**TASK GOAL:** Show all lines from the listing below that contain "name".

**Stored data entries:**
---

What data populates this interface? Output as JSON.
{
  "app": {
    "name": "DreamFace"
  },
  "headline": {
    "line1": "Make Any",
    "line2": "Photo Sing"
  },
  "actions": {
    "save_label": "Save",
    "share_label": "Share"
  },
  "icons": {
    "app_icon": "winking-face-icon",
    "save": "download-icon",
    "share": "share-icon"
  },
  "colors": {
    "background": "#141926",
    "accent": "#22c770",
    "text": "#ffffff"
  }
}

---

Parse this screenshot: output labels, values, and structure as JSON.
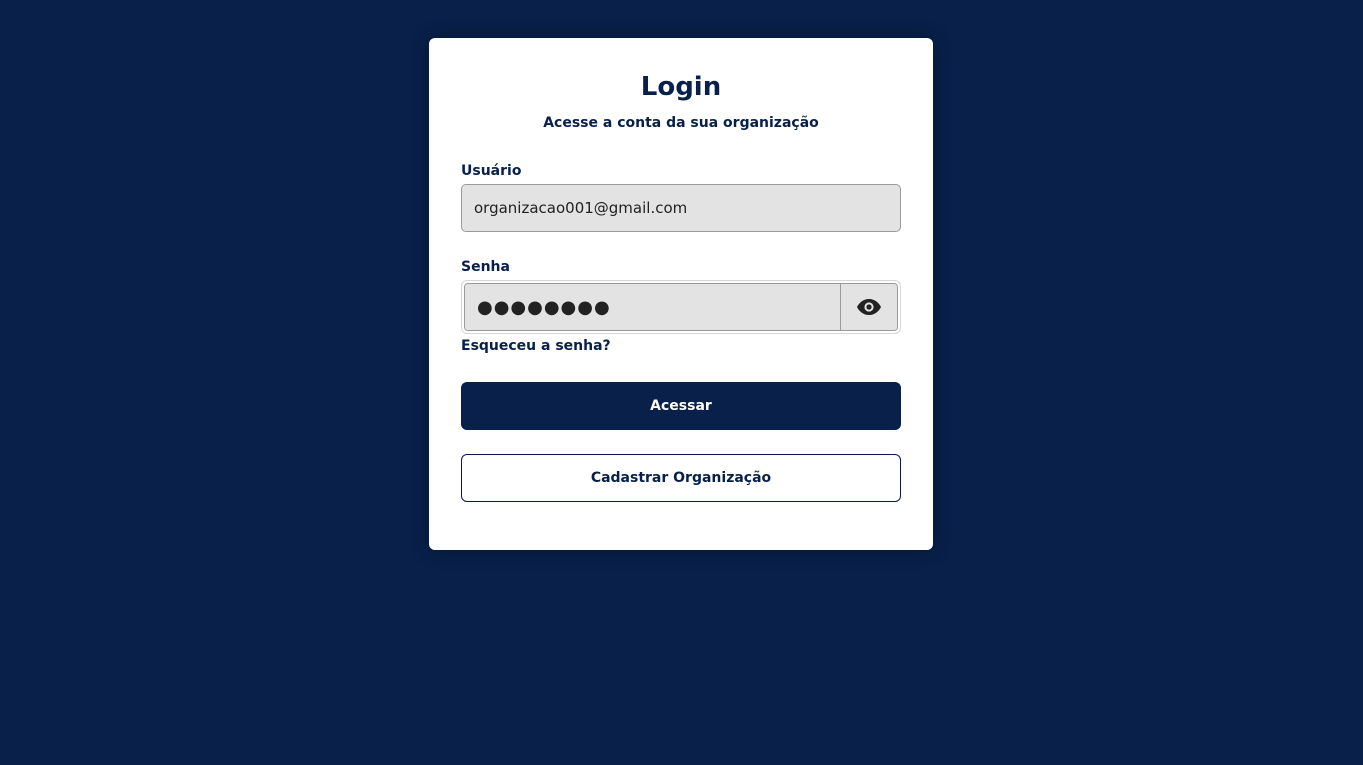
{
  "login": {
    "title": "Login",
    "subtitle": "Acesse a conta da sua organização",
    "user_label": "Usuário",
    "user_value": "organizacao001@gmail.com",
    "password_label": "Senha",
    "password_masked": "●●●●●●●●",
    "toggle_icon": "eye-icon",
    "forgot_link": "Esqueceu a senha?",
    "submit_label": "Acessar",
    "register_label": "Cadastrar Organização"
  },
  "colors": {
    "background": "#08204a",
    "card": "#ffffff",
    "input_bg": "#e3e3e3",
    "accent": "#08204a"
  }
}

---

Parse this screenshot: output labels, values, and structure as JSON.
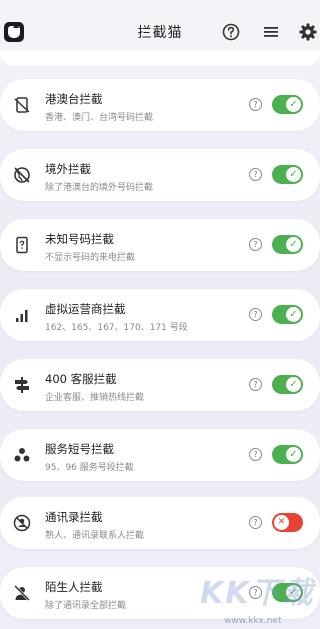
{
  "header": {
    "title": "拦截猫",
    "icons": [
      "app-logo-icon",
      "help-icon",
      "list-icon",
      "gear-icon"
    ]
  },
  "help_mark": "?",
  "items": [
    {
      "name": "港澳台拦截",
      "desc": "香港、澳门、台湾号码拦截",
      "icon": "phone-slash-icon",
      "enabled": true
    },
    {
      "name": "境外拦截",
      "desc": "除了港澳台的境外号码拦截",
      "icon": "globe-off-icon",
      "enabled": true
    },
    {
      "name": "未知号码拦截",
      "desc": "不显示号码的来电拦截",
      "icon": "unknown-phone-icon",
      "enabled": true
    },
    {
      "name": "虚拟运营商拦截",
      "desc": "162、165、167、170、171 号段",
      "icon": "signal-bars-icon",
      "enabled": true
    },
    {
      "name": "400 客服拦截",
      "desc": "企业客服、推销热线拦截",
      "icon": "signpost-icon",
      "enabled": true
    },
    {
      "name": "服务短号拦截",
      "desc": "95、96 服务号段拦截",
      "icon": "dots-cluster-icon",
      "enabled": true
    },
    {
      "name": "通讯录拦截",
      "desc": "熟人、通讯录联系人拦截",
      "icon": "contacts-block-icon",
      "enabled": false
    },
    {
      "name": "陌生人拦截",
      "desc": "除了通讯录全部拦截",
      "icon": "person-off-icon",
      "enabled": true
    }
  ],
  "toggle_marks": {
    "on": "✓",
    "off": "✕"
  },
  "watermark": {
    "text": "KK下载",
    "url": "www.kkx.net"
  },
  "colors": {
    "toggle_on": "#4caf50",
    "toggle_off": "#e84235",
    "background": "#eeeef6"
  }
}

---

**EXERCISE RESULT:**
    "name": "DreamFace"
      "name": "港澳台拦截",
      "name": "境外拦截",
      "name": "未知号码拦截",
      "name": "虚拟运营商拦截",
      "name": "400 客服拦截",
      "name": "服务短号拦截",
      "name": "通讯录拦截",
      "name": "陌生人拦截",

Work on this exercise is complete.